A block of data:
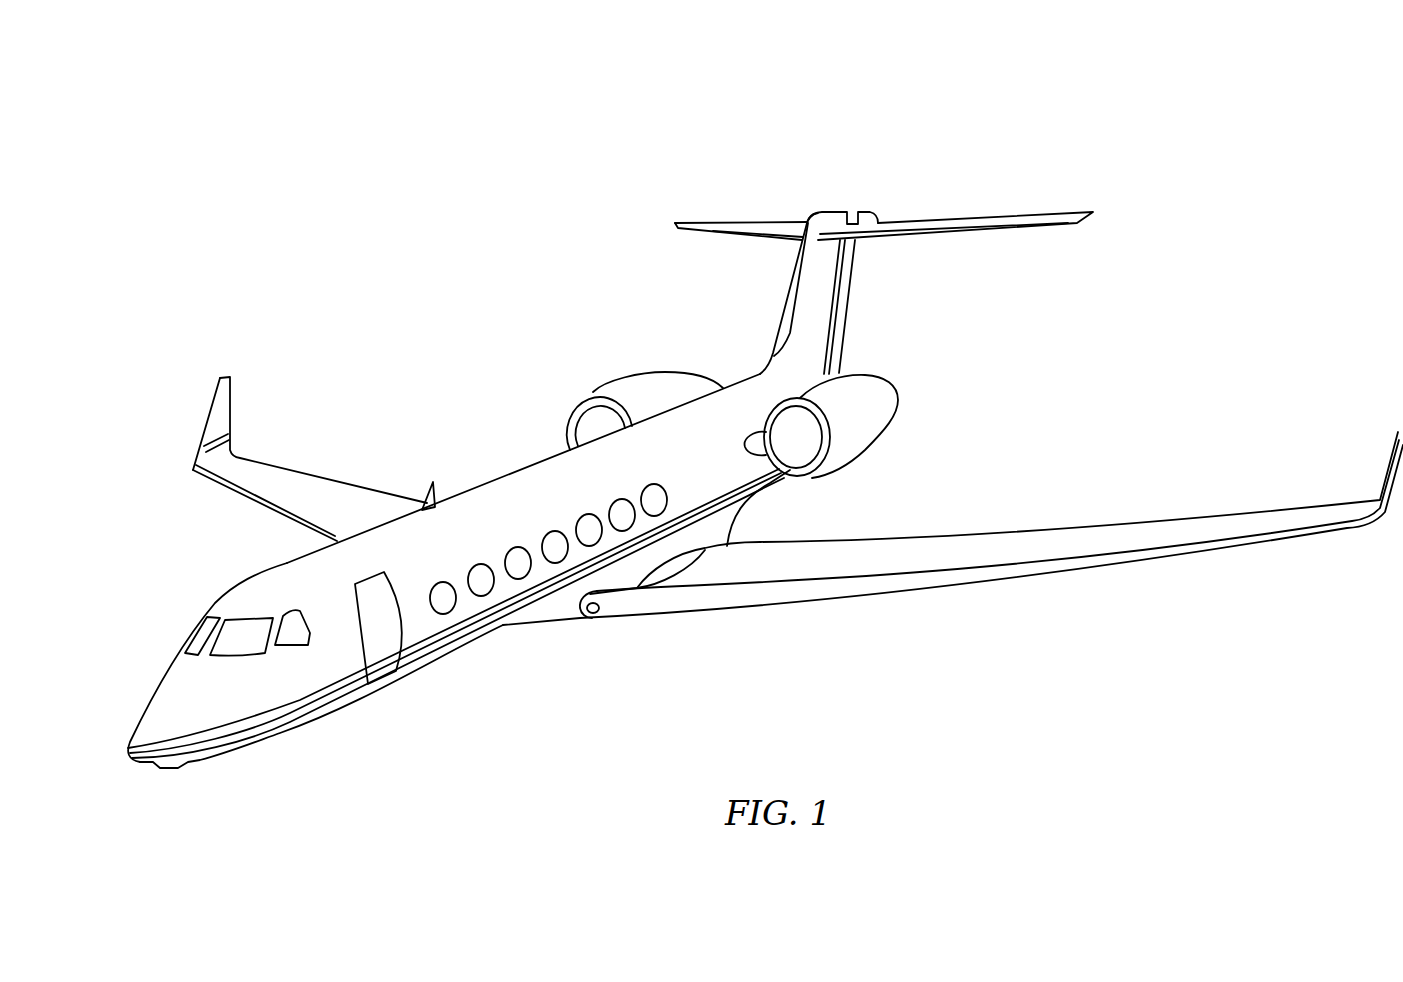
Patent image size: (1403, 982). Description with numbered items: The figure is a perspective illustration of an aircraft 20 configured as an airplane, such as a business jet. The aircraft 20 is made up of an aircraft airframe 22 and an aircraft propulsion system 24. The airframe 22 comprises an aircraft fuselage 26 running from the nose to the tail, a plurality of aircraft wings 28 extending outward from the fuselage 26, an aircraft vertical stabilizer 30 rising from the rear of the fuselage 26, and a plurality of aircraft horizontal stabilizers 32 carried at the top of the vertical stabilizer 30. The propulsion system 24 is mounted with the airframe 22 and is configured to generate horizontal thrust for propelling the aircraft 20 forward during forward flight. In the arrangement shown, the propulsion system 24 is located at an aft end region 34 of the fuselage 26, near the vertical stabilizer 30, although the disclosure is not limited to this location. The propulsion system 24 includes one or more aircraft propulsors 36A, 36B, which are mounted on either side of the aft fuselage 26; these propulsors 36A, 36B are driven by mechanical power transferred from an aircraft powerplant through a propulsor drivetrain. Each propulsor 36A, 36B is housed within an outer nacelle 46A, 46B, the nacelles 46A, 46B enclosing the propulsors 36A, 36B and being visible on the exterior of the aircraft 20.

The aircraft 20 is at (1226, 163).
The aircraft airframe 22 is at (175, 575).
The aircraft propulsion system 24 is at (917, 426).
The aircraft fuselage 26 is at (480, 481).
The aircraft wings 28 is at (320, 470).
The aircraft vertical stabilizer 30 is at (782, 298).
The aircraft horizontal stabilizers 32 is at (716, 238).
The aft end region 34 is at (773, 497).
The aircraft propulsor 36A is at (589, 380).
The aircraft propulsor 36B is at (882, 468).
The nacelle 46A is at (648, 376).
The nacelle 46B is at (878, 372).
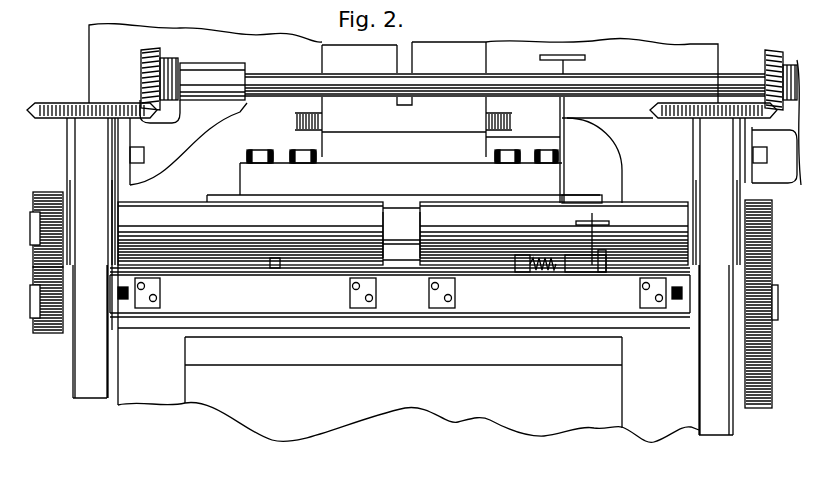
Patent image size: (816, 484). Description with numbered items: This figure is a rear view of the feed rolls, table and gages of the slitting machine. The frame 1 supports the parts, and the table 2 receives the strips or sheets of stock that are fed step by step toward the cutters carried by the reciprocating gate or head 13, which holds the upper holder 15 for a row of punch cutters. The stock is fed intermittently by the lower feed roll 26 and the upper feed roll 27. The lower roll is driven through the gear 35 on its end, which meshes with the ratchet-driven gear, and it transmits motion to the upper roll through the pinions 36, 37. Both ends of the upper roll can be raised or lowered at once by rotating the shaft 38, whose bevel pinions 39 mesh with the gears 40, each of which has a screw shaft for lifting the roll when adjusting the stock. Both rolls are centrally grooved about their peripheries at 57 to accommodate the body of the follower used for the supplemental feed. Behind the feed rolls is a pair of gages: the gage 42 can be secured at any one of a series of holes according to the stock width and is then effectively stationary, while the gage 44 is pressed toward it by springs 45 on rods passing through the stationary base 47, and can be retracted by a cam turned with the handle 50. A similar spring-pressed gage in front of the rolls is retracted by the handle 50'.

- WHAT YOU WILL DO
Write out the data word for word, from its beginning through the line that contains "The aircraft propulsion", including that line. Leave the pictures out of your answer.

- FULL OUTPUT
Patent image size: (1403, 982). Description with numbered items: The figure is a perspective illustration of an aircraft 20 configured as an airplane, such as a business jet. The aircraft 20 is made up of an aircraft airframe 22 and an aircraft propulsion system 24. The airframe 22 comprises an aircraft fuselage 26 running from the nose to the tail, a plurality of aircraft wings 28 extending outward from the fuselage 26, an aircraft vertical stabilizer 30 rising from the rear of the fuselage 26, and a plurality of aircraft horizontal stabilizers 32 carried at the top of the vertical stabilizer 30. The propulsion system 24 is mounted with the airframe 22 and is configured to generate horizontal thrust for propelling the aircraft 20 forward during forward flight. In the arrangement shown, the propulsion system 24 is located at an aft end region 34 of the fuselage 26, near the vertical stabilizer 30, although the disclosure is not limited to this location. The propulsion system 24 includes one or more aircraft propulsors 36A, 36B, which are mounted on either side of the aft fuselage 26; these propulsors 36A, 36B are driven by mechanical power transferred from an aircraft powerplant through a propulsor drivetrain. Each propulsor 36A, 36B is housed within an outer nacelle 46A, 46B, the nacelles 46A, 46B enclosing the propulsors 36A, 36B and being visible on the exterior of the aircraft 20.

The aircraft 20 is at (1226, 163).
The aircraft airframe 22 is at (175, 575).
The aircraft propulsion system 24 is at (917, 426).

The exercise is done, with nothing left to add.